Recorded data ::

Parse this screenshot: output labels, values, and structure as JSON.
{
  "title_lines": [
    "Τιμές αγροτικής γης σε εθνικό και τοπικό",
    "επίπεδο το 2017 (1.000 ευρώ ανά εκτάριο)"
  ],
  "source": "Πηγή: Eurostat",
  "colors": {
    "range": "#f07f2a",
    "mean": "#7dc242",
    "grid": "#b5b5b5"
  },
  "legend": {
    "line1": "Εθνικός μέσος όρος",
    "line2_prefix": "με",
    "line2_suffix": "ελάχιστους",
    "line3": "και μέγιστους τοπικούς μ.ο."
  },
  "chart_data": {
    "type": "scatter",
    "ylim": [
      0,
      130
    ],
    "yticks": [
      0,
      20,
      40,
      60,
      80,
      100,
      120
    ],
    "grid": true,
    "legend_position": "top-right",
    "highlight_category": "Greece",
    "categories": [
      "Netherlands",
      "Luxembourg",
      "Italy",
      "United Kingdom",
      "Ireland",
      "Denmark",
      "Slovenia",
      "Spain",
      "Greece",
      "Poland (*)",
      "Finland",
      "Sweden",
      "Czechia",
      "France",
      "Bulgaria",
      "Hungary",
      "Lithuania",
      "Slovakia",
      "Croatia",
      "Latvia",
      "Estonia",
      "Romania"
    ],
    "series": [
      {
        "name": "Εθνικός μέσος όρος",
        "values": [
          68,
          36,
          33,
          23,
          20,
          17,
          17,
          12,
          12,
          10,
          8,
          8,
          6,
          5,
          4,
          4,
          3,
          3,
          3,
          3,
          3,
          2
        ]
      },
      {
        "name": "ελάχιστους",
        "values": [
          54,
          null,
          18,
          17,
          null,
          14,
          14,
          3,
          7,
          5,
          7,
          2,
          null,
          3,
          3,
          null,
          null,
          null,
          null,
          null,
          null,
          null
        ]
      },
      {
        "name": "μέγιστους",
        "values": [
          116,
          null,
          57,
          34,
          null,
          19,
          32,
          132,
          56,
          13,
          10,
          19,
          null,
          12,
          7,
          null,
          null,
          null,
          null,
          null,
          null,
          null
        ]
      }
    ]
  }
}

Your goal ::
Gather up the lines that contain the word "μέσος".

Solution ::
    "line1": "Εθνικός μέσος όρος",
        "name": "Εθνικός μέσος όρος",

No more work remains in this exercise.